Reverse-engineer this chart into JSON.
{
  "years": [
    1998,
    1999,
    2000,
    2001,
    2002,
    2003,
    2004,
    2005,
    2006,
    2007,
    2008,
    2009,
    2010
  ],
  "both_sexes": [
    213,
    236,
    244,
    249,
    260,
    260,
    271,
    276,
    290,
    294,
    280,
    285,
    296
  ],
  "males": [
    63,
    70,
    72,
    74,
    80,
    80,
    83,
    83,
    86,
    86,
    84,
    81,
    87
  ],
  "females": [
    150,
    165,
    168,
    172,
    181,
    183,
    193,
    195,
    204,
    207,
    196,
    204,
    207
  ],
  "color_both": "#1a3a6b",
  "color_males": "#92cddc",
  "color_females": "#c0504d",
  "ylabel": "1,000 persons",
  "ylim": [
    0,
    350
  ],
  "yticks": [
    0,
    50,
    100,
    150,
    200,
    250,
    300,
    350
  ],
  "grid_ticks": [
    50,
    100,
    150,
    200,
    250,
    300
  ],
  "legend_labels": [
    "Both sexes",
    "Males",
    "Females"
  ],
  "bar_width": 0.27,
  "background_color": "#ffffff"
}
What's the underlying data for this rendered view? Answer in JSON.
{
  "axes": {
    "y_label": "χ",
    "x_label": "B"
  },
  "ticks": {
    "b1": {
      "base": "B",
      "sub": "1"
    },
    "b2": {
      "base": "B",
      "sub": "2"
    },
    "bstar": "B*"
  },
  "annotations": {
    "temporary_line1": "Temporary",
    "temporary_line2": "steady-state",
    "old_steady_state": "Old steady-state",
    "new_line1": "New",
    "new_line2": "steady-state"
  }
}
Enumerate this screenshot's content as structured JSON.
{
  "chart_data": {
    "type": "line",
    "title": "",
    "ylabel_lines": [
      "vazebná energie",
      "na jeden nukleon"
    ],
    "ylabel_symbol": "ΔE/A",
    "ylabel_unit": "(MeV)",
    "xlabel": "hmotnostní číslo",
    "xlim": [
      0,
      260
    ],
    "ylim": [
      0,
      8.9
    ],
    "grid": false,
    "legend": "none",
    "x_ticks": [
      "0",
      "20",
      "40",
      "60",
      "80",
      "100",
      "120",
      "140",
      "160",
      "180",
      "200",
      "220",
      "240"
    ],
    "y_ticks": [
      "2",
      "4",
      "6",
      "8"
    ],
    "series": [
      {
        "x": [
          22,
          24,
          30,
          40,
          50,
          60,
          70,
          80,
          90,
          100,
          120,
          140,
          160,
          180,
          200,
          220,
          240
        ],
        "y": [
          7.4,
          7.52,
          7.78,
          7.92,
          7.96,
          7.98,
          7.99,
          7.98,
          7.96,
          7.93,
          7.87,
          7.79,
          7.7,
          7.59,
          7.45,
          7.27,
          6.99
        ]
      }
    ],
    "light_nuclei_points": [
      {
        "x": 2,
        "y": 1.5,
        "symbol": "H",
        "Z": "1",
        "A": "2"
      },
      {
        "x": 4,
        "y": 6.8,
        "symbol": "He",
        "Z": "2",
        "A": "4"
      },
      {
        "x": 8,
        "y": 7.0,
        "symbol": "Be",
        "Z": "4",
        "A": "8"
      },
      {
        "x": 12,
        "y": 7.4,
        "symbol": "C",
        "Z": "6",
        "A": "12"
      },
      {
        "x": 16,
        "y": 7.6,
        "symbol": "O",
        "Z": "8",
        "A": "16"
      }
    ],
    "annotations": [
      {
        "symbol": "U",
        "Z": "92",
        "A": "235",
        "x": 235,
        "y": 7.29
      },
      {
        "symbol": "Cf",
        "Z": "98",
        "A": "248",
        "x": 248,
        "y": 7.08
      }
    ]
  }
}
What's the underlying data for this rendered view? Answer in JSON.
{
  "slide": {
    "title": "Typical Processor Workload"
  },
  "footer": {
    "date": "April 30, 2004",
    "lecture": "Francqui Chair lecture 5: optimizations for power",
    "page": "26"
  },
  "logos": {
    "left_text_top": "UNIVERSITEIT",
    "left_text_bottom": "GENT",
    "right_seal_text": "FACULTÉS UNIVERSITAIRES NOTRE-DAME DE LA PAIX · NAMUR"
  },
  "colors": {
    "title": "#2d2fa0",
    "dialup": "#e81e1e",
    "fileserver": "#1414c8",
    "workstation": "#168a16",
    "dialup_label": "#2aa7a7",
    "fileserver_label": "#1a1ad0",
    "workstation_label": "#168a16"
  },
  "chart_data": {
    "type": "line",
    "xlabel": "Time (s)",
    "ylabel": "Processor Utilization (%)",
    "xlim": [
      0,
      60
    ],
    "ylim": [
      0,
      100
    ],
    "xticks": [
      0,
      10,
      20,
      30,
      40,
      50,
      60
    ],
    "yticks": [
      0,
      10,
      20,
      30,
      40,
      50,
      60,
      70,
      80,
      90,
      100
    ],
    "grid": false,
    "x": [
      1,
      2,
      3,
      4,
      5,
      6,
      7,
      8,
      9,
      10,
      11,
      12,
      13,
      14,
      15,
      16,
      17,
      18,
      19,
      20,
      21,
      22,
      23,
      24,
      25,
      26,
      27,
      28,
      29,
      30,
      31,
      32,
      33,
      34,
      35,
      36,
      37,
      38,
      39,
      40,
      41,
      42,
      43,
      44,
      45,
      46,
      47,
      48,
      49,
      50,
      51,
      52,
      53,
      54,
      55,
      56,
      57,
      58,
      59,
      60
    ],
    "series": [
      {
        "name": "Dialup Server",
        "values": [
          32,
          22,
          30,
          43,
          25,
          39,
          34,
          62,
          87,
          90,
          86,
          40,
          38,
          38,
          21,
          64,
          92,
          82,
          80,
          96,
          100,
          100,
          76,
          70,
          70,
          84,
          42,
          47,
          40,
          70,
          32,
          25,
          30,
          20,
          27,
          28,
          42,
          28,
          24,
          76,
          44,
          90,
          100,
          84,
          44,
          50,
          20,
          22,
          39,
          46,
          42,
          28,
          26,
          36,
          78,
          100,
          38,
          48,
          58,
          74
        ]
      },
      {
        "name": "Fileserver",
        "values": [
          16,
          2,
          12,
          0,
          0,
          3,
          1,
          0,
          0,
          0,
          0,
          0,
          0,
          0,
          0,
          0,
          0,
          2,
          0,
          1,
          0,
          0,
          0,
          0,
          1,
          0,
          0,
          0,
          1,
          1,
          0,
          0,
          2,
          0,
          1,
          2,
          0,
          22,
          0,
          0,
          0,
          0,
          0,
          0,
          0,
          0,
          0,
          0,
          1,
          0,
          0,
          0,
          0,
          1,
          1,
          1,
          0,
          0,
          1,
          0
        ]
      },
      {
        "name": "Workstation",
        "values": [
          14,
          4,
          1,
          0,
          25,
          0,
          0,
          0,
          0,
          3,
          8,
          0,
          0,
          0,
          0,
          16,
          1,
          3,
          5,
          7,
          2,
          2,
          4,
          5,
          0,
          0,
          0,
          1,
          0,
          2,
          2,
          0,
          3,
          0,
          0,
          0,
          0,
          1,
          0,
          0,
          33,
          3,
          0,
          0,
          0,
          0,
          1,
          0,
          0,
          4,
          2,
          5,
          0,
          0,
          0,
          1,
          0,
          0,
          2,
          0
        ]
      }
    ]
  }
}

◆ ◆ ◆ ◆ ◆

## WHAT IS ASKED
Every line above should be printed again exactly as it stands.

## SOLVED PROBLEM
Reverse-engineer this chart into JSON.
{
  "years": [
    1998,
    1999,
    2000,
    2001,
    2002,
    2003,
    2004,
    2005,
    2006,
    2007,
    2008,
    2009,
    2010
  ],
  "both_sexes": [
    213,
    236,
    244,
    249,
    260,
    260,
    271,
    276,
    290,
    294,
    280,
    285,
    296
  ],
  "males": [
    63,
    70,
    72,
    74,
    80,
    80,
    83,
    83,
    86,
    86,
    84,
    81,
    87
  ],
  "females": [
    150,
    165,
    168,
    172,
    181,
    183,
    193,
    195,
    204,
    207,
    196,
    204,
    207
  ],
  "color_both": "#1a3a6b",
  "color_males": "#92cddc",
  "color_females": "#c0504d",
  "ylabel": "1,000 persons",
  "ylim": [
    0,
    350
  ],
  "yticks": [
    0,
    50,
    100,
    150,
    200,
    250,
    300,
    350
  ],
  "grid_ticks": [
    50,
    100,
    150,
    200,
    250,
    300
  ],
  "legend_labels": [
    "Both sexes",
    "Males",
    "Females"
  ],
  "bar_width": 0.27,
  "background_color": "#ffffff"
}
What's the underlying data for this rendered view? Answer in JSON.
{
  "axes": {
    "y_label": "χ",
    "x_label": "B"
  },
  "ticks": {
    "b1": {
      "base": "B",
      "sub": "1"
    },
    "b2": {
      "base": "B",
      "sub": "2"
    },
    "bstar": "B*"
  },
  "annotations": {
    "temporary_line1": "Temporary",
    "temporary_line2": "steady-state",
    "old_steady_state": "Old steady-state",
    "new_line1": "New",
    "new_line2": "steady-state"
  }
}
Enumerate this screenshot's content as structured JSON.
{
  "chart_data": {
    "type": "line",
    "title": "",
    "ylabel_lines": [
      "vazebná energie",
      "na jeden nukleon"
    ],
    "ylabel_symbol": "ΔE/A",
    "ylabel_unit": "(MeV)",
    "xlabel": "hmotnostní číslo",
    "xlim": [
      0,
      260
    ],
    "ylim": [
      0,
      8.9
    ],
    "grid": false,
    "legend": "none",
    "x_ticks": [
      "0",
      "20",
      "40",
      "60",
      "80",
      "100",
      "120",
      "140",
      "160",
      "180",
      "200",
      "220",
      "240"
    ],
    "y_ticks": [
      "2",
      "4",
      "6",
      "8"
    ],
    "series": [
      {
        "x": [
          22,
          24,
          30,
          40,
          50,
          60,
          70,
          80,
          90,
          100,
          120,
          140,
          160,
          180,
          200,
          220,
          240
        ],
        "y": [
          7.4,
          7.52,
          7.78,
          7.92,
          7.96,
          7.98,
          7.99,
          7.98,
          7.96,
          7.93,
          7.87,
          7.79,
          7.7,
          7.59,
          7.45,
          7.27,
          6.99
        ]
      }
    ],
    "light_nuclei_points": [
      {
        "x": 2,
        "y": 1.5,
        "symbol": "H",
        "Z": "1",
        "A": "2"
      },
      {
        "x": 4,
        "y": 6.8,
        "symbol": "He",
        "Z": "2",
        "A": "4"
      },
      {
        "x": 8,
        "y": 7.0,
        "symbol": "Be",
        "Z": "4",
        "A": "8"
      },
      {
        "x": 12,
        "y": 7.4,
        "symbol": "C",
        "Z": "6",
        "A": "12"
      },
      {
        "x": 16,
        "y": 7.6,
        "symbol": "O",
        "Z": "8",
        "A": "16"
      }
    ],
    "annotations": [
      {
        "symbol": "U",
        "Z": "92",
        "A": "235",
        "x": 235,
        "y": 7.29
      },
      {
        "symbol": "Cf",
        "Z": "98",
        "A": "248",
        "x": 248,
        "y": 7.08
      }
    ]
  }
}
What's the underlying data for this rendered view? Answer in JSON.
{
  "slide": {
    "title": "Typical Processor Workload"
  },
  "footer": {
    "date": "April 30, 2004",
    "lecture": "Francqui Chair lecture 5: optimizations for power",
    "page": "26"
  },
  "logos": {
    "left_text_top": "UNIVERSITEIT",
    "left_text_bottom": "GENT",
    "right_seal_text": "FACULTÉS UNIVERSITAIRES NOTRE-DAME DE LA PAIX · NAMUR"
  },
  "colors": {
    "title": "#2d2fa0",
    "dialup": "#e81e1e",
    "fileserver": "#1414c8",
    "workstation": "#168a16",
    "dialup_label": "#2aa7a7",
    "fileserver_label": "#1a1ad0",
    "workstation_label": "#168a16"
  },
  "chart_data": {
    "type": "line",
    "xlabel": "Time (s)",
    "ylabel": "Processor Utilization (%)",
    "xlim": [
      0,
      60
    ],
    "ylim": [
      0,
      100
    ],
    "xticks": [
      0,
      10,
      20,
      30,
      40,
      50,
      60
    ],
    "yticks": [
      0,
      10,
      20,
      30,
      40,
      50,
      60,
      70,
      80,
      90,
      100
    ],
    "grid": false,
    "x": [
      1,
      2,
      3,
      4,
      5,
      6,
      7,
      8,
      9,
      10,
      11,
      12,
      13,
      14,
      15,
      16,
      17,
      18,
      19,
      20,
      21,
      22,
      23,
      24,
      25,
      26,
      27,
      28,
      29,
      30,
      31,
      32,
      33,
      34,
      35,
      36,
      37,
      38,
      39,
      40,
      41,
      42,
      43,
      44,
      45,
      46,
      47,
      48,
      49,
      50,
      51,
      52,
      53,
      54,
      55,
      56,
      57,
      58,
      59,
      60
    ],
    "series": [
      {
        "name": "Dialup Server",
        "values": [
          32,
          22,
          30,
          43,
          25,
          39,
          34,
          62,
          87,
          90,
          86,
          40,
          38,
          38,
          21,
          64,
          92,
          82,
          80,
          96,
          100,
          100,
          76,
          70,
          70,
          84,
          42,
          47,
          40,
          70,
          32,
          25,
          30,
          20,
          27,
          28,
          42,
          28,
          24,
          76,
          44,
          90,
          100,
          84,
          44,
          50,
          20,
          22,
          39,
          46,
          42,
          28,
          26,
          36,
          78,
          100,
          38,
          48,
          58,
          74
        ]
      },
      {
        "name": "Fileserver",
        "values": [
          16,
          2,
          12,
          0,
          0,
          3,
          1,
          0,
          0,
          0,
          0,
          0,
          0,
          0,
          0,
          0,
          0,
          2,
          0,
          1,
          0,
          0,
          0,
          0,
          1,
          0,
          0,
          0,
          1,
          1,
          0,
          0,
          2,
          0,
          1,
          2,
          0,
          22,
          0,
          0,
          0,
          0,
          0,
          0,
          0,
          0,
          0,
          0,
          1,
          0,
          0,
          0,
          0,
          1,
          1,
          1,
          0,
          0,
          1,
          0
        ]
      },
      {
        "name": "Workstation",
        "values": [
          14,
          4,
          1,
          0,
          25,
          0,
          0,
          0,
          0,
          3,
          8,
          0,
          0,
          0,
          0,
          16,
          1,
          3,
          5,
          7,
          2,
          2,
          4,
          5,
          0,
          0,
          0,
          1,
          0,
          2,
          2,
          0,
          3,
          0,
          0,
          0,
          0,
          1,
          0,
          0,
          33,
          3,
          0,
          0,
          0,
          0,
          1,
          0,
          0,
          4,
          2,
          5,
          0,
          0,
          0,
          1,
          0,
          0,
          2,
          0
        ]
      }
    ]
  }
}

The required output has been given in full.